▸ **TASK REQUIREMENTS**:
Which lines in the records below contain the word "ARMS"? Copy each one out.
+ + + + +
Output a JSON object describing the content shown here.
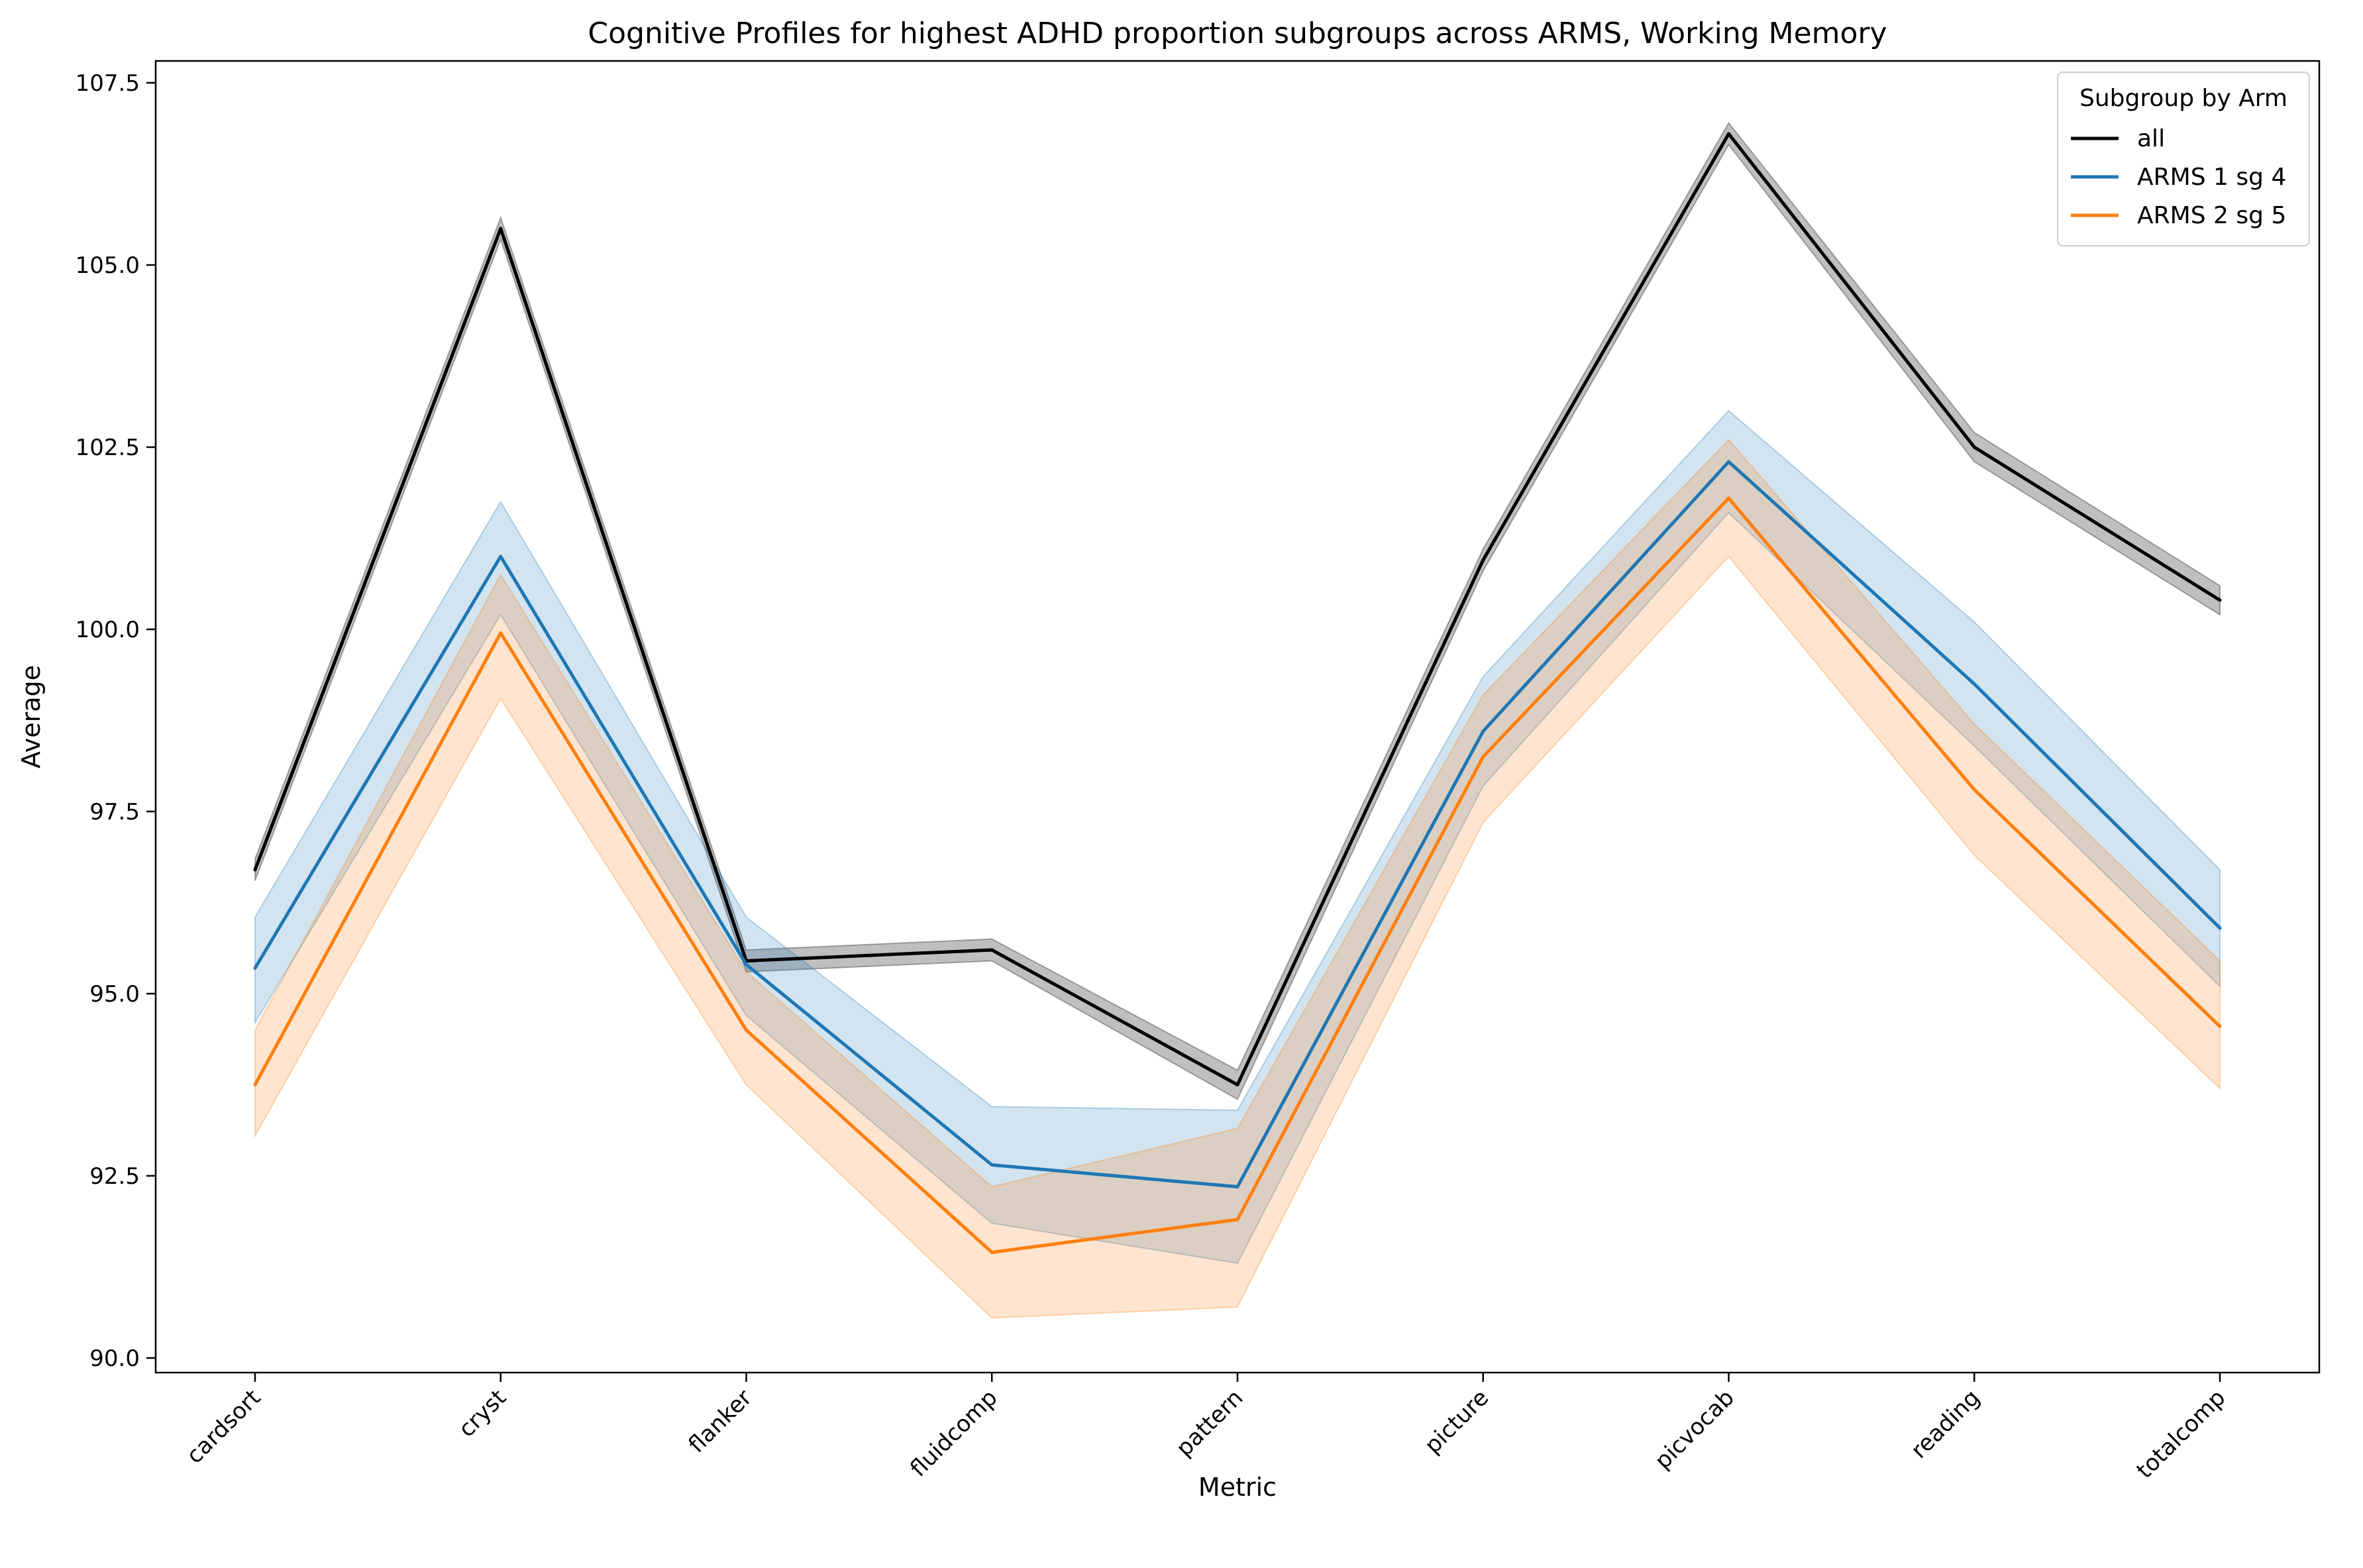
{
  "chart_data": {
    "type": "line",
    "title": "Cognitive Profiles for highest ADHD proportion subgroups across ARMS, Working Memory",
    "xlabel": "Metric",
    "ylabel": "Average",
    "ylim": [
      89.8,
      107.8
    ],
    "yticks": [
      90.0,
      92.5,
      95.0,
      97.5,
      100.0,
      102.5,
      105.0,
      107.5
    ],
    "ytick_labels": [
      "90.0",
      "92.5",
      "95.0",
      "97.5",
      "100.0",
      "102.5",
      "105.0",
      "107.5"
    ],
    "categories": [
      "cardsort",
      "cryst",
      "flanker",
      "fluidcomp",
      "pattern",
      "picture",
      "picvocab",
      "reading",
      "totalcomp"
    ],
    "grid": false,
    "legend": {
      "title": "Subgroup by Arm",
      "placement": "top-right"
    },
    "series": [
      {
        "name": "all",
        "color": "#000000",
        "values": [
          96.7,
          105.5,
          95.45,
          95.6,
          93.75,
          100.95,
          106.8,
          102.5,
          100.4
        ],
        "lower": [
          96.55,
          105.35,
          95.3,
          95.45,
          93.55,
          100.8,
          106.65,
          102.3,
          100.2
        ],
        "upper": [
          96.85,
          105.65,
          95.6,
          95.75,
          93.95,
          101.1,
          106.95,
          102.7,
          100.6
        ]
      },
      {
        "name": "ARMS 1 sg 4",
        "color": "#1f77b4",
        "values": [
          95.35,
          101.0,
          95.4,
          92.65,
          92.35,
          98.6,
          102.3,
          99.25,
          95.9
        ],
        "lower": [
          94.6,
          100.2,
          94.7,
          91.85,
          91.3,
          97.85,
          101.6,
          98.4,
          95.1
        ],
        "upper": [
          96.05,
          101.75,
          96.05,
          93.45,
          93.4,
          99.35,
          103.0,
          100.1,
          96.7
        ]
      },
      {
        "name": "ARMS 2 sg 5",
        "color": "#ff7f0e",
        "values": [
          93.75,
          99.95,
          94.5,
          91.45,
          91.9,
          98.25,
          101.8,
          97.8,
          94.55
        ],
        "lower": [
          93.05,
          99.05,
          93.75,
          90.55,
          90.7,
          97.35,
          101.0,
          96.9,
          93.7
        ],
        "upper": [
          94.5,
          100.75,
          95.3,
          92.35,
          93.15,
          99.1,
          102.6,
          98.7,
          95.45
        ]
      }
    ]
  }
}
+ + + + +
▸ **RESPONSE**:
    "title": "Cognitive Profiles for highest ADHD proportion subgroups across ARMS, Working Memory",
        "name": "ARMS 1 sg 4",
        "name": "ARMS 2 sg 5",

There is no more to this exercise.